---------- Material ----------
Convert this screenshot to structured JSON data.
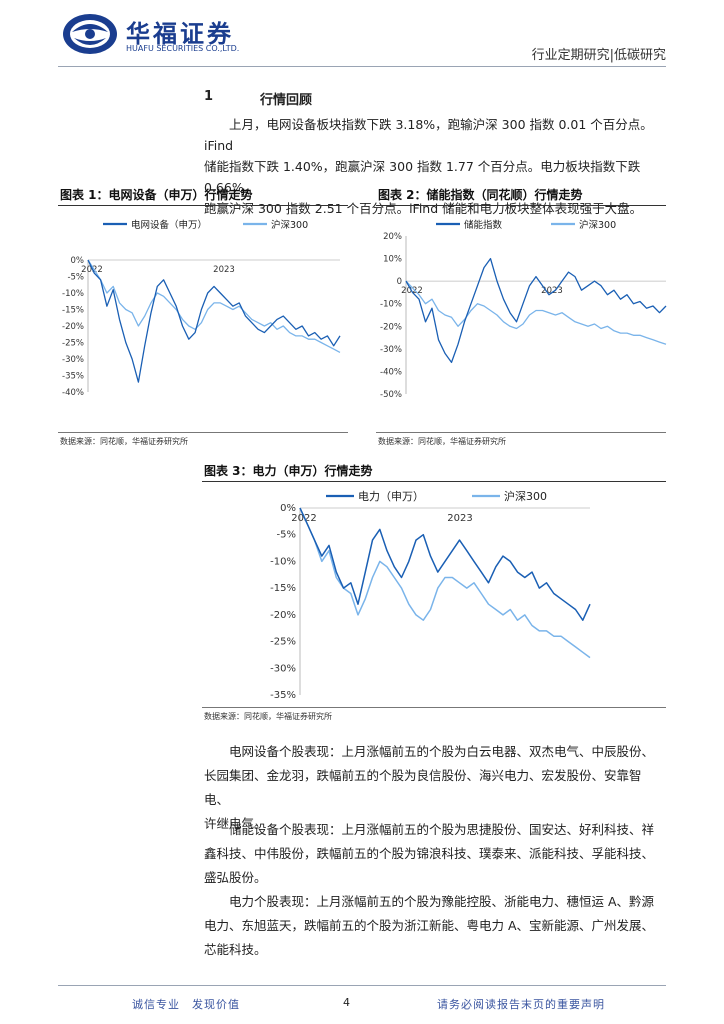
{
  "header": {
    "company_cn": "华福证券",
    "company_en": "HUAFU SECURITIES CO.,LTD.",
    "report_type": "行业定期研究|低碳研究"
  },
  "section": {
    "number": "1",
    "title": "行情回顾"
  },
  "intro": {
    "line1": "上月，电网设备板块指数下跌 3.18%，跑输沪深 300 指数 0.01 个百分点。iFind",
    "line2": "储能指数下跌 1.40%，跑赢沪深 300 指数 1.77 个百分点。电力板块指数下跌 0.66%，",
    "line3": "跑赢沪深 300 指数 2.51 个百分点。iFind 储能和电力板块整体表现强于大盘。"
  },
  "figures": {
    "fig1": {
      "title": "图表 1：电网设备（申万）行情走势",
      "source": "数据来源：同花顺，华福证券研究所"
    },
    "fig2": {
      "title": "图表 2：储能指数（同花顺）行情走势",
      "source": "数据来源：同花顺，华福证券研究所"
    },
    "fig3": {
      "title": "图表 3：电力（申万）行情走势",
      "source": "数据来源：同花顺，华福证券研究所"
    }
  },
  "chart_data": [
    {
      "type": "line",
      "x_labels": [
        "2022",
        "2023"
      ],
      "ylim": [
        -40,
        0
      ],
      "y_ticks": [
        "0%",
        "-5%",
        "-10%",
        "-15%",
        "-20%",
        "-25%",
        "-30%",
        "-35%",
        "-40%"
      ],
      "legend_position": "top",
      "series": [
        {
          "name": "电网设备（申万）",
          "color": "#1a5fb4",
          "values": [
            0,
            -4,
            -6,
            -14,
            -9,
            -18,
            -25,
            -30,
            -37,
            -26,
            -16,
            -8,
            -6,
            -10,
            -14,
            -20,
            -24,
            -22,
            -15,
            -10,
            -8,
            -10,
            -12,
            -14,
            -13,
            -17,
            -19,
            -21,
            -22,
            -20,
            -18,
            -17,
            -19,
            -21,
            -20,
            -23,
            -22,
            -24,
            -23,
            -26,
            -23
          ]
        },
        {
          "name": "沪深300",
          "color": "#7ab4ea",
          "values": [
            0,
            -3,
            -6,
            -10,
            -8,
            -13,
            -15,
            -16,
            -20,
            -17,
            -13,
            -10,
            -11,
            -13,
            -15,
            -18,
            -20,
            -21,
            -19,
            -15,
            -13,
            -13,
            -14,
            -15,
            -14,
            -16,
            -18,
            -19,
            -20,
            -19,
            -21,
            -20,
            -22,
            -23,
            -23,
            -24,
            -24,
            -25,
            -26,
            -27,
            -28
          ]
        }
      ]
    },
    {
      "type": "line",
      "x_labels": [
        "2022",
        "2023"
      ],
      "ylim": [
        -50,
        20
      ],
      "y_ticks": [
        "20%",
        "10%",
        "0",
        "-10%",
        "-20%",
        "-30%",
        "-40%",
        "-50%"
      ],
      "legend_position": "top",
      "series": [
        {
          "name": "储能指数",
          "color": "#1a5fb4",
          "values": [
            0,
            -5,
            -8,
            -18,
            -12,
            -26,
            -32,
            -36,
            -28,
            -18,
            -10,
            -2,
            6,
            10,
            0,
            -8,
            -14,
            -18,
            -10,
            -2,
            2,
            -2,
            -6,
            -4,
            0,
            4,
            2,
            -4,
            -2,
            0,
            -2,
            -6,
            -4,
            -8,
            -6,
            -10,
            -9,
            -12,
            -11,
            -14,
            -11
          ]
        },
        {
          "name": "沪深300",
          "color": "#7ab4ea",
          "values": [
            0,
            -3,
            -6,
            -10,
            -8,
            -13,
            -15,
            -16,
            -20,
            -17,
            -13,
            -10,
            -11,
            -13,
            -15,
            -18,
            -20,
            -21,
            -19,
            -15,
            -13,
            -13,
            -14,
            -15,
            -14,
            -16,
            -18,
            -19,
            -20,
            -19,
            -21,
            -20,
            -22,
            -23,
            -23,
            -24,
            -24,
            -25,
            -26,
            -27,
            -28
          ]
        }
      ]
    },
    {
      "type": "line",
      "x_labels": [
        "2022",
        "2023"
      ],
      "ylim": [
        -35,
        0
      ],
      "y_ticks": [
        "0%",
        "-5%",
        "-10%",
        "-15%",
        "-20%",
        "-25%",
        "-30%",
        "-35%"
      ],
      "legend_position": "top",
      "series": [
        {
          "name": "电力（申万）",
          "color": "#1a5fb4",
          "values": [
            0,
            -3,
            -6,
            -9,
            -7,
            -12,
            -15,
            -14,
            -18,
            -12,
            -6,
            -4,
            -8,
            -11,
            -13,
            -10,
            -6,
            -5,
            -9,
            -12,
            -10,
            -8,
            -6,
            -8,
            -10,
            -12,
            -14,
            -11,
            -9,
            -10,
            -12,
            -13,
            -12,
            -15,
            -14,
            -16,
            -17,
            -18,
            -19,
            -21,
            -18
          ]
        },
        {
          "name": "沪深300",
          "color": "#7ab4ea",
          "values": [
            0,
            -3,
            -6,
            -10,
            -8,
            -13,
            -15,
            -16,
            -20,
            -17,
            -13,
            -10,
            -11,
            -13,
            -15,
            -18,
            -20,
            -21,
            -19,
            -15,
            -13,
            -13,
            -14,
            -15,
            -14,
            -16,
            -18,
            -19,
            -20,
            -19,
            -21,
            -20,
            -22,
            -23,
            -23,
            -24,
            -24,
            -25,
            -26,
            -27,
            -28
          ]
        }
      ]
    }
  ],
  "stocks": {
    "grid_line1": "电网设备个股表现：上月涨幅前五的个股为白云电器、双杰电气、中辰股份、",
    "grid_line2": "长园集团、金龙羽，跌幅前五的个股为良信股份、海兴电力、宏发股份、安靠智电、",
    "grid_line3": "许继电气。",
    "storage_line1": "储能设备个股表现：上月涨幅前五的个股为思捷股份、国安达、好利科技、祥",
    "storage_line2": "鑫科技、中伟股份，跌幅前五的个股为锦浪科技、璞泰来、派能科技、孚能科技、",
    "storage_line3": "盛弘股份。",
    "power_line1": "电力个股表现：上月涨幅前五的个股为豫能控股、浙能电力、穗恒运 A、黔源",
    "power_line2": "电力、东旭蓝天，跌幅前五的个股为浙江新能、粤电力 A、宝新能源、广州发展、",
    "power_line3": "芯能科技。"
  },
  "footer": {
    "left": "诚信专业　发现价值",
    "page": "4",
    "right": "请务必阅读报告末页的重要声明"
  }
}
----------
---------- Material ----------
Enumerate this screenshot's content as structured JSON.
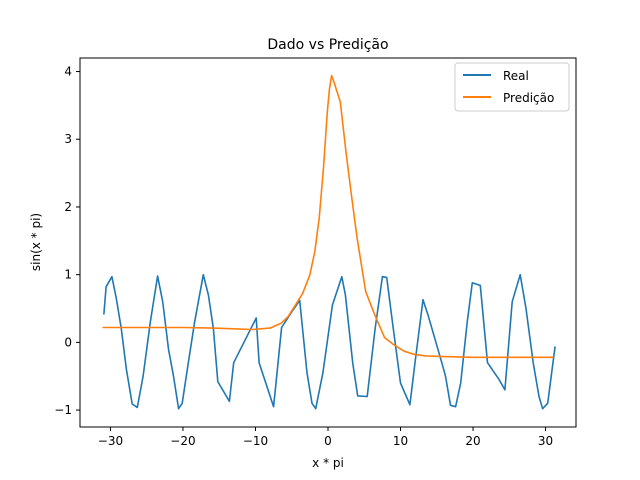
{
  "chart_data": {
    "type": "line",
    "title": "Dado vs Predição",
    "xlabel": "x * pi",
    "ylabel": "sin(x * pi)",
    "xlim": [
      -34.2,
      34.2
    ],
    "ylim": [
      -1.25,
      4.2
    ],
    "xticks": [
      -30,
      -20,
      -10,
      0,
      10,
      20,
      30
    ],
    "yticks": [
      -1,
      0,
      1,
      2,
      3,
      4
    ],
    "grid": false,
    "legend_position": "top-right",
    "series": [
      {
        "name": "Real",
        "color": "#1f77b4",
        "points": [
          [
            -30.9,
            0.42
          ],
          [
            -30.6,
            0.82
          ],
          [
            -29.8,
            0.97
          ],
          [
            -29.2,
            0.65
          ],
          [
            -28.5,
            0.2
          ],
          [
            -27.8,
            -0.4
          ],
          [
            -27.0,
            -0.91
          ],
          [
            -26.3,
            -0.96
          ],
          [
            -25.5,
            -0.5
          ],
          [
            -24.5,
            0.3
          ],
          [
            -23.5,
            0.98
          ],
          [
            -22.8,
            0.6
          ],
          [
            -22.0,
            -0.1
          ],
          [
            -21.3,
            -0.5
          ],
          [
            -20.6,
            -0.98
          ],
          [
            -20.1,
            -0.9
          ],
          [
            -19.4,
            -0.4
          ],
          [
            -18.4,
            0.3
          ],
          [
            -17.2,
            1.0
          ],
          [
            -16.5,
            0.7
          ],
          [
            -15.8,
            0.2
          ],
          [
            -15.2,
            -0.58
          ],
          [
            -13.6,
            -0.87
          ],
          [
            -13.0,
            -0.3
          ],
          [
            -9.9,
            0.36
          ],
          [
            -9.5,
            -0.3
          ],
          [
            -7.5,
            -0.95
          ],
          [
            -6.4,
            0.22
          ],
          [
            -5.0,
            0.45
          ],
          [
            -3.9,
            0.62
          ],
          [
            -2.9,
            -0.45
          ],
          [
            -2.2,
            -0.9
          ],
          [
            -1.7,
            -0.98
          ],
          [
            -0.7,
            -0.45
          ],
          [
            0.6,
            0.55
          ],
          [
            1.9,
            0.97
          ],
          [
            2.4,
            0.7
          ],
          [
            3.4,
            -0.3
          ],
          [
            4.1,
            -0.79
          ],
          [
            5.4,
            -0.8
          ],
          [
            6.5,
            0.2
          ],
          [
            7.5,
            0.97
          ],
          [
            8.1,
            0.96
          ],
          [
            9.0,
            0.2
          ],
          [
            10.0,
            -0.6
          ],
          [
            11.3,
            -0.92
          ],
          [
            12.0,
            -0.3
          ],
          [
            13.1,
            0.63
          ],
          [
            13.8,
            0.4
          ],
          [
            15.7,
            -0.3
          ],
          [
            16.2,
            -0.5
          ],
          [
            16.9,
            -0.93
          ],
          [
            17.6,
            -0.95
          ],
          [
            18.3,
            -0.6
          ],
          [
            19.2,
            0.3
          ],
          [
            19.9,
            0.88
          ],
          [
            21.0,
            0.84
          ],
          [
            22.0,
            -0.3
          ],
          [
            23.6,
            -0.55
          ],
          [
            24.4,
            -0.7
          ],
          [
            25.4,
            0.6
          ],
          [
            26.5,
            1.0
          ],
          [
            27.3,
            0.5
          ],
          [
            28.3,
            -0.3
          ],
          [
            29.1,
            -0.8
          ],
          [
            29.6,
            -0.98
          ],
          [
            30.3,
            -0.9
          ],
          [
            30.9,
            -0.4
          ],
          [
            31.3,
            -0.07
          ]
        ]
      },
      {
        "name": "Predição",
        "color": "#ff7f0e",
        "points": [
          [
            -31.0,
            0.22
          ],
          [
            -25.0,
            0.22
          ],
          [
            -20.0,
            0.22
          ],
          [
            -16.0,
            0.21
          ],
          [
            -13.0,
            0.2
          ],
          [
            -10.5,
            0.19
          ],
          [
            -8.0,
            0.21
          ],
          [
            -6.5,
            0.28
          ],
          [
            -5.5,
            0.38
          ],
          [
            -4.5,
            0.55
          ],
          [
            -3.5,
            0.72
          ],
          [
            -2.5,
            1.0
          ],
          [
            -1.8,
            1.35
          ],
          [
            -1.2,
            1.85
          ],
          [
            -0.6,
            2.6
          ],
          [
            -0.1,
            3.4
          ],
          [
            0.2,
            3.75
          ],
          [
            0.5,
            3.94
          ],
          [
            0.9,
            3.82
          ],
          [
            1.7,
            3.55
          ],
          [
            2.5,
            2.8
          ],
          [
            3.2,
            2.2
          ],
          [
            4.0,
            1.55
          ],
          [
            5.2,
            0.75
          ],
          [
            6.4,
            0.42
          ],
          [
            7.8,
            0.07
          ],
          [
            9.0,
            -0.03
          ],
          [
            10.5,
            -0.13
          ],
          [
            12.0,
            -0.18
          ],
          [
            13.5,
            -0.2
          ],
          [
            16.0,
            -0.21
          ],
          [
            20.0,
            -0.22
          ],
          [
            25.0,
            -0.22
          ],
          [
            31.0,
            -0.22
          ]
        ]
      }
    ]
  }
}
----------
---------- Material ----------
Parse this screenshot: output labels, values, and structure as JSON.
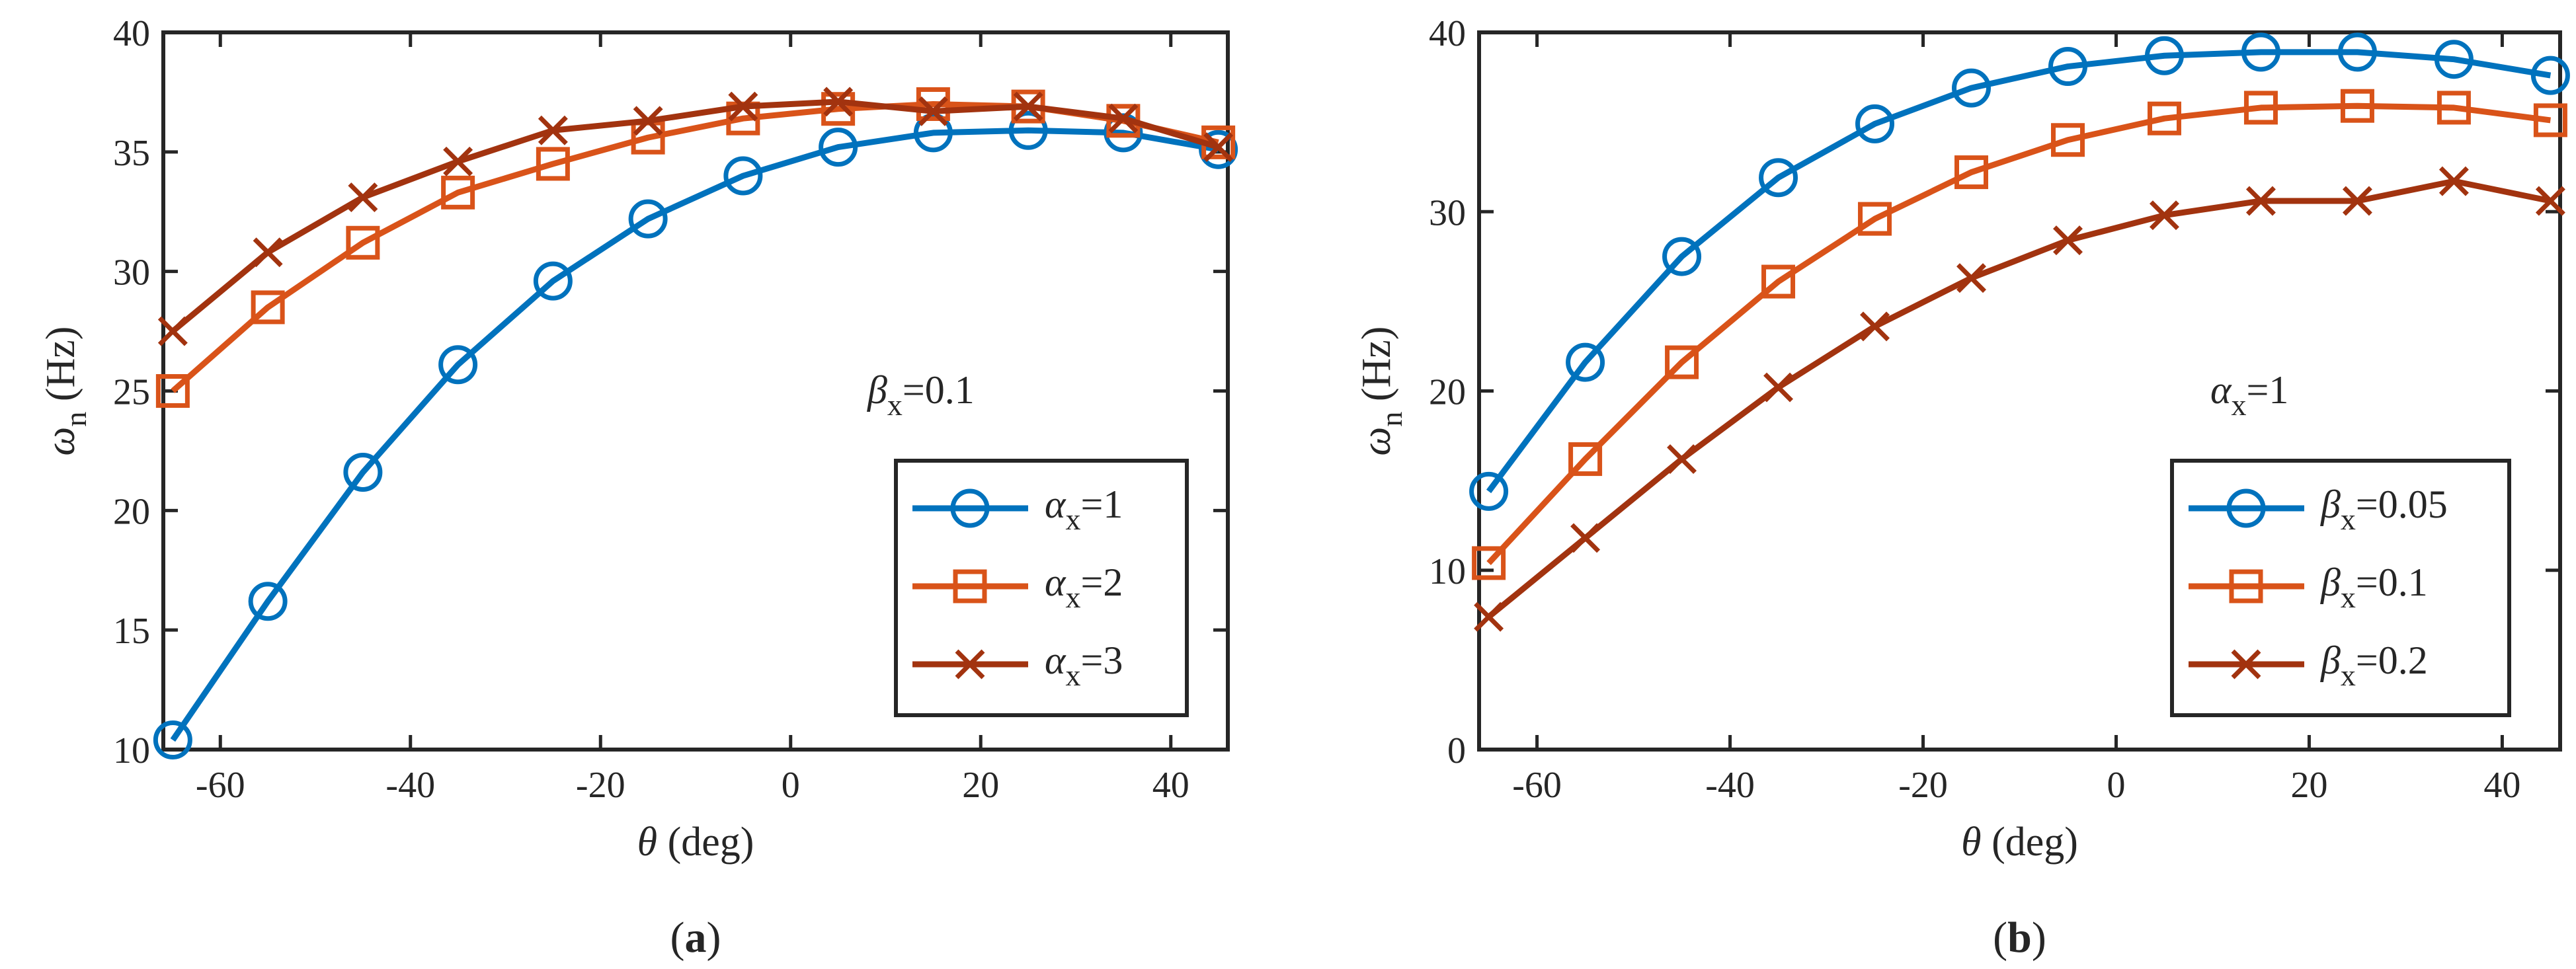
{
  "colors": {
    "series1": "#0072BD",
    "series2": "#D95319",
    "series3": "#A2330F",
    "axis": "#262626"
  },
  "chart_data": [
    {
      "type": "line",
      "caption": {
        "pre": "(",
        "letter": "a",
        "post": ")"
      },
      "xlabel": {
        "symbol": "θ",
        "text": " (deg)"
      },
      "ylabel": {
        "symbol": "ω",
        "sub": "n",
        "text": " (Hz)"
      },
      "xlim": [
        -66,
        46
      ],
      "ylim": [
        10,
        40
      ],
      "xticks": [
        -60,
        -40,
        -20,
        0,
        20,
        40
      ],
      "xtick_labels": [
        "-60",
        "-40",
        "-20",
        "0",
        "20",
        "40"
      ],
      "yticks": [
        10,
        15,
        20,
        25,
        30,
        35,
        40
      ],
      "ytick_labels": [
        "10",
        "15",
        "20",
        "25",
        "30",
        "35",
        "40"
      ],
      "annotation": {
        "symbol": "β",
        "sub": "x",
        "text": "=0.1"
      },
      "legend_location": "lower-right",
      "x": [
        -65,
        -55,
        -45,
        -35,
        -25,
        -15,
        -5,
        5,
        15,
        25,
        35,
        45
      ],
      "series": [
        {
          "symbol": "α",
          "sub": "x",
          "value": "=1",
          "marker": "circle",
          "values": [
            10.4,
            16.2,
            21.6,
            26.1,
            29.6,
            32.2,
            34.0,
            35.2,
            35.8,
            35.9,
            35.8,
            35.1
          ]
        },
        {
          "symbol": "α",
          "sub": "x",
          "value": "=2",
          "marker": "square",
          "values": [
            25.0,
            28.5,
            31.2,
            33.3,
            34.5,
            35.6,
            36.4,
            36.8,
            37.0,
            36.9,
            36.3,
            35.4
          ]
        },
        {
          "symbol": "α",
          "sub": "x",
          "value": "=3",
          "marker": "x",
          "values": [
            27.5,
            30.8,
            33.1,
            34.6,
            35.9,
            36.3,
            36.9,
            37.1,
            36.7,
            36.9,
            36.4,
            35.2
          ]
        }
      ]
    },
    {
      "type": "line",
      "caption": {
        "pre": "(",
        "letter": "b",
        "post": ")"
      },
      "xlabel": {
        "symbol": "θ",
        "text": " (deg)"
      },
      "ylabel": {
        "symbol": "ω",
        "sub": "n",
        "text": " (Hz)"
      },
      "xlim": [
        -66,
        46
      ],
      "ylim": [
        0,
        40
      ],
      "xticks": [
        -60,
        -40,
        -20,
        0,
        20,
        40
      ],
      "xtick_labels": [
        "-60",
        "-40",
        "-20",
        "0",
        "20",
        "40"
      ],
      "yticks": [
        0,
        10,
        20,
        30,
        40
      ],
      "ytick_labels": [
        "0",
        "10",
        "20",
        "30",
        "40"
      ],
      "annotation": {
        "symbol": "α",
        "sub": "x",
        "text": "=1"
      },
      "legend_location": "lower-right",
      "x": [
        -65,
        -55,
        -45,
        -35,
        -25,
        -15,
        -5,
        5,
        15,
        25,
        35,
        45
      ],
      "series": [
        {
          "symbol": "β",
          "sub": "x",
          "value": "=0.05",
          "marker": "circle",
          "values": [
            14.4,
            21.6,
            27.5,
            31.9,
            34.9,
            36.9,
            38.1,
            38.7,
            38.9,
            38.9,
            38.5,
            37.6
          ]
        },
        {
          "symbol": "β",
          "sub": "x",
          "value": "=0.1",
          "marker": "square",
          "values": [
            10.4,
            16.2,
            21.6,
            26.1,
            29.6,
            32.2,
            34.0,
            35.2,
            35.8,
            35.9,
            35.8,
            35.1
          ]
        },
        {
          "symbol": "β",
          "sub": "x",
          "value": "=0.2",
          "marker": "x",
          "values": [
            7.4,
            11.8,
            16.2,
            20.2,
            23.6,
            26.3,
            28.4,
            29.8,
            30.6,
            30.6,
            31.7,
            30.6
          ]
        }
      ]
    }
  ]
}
----------
» What the exercise asks:
Show the lines from the data above that contain the string "title".

» Solution to this exercise:
    "title": "行情回顾"
      "title": "图表 1：电网设备（申万）行情走势",
      "title": "图表 2：储能指数（同花顺）行情走势",
      "title": "图表 3：电力（申万）行情走势",
    "title": "Dado vs Predição",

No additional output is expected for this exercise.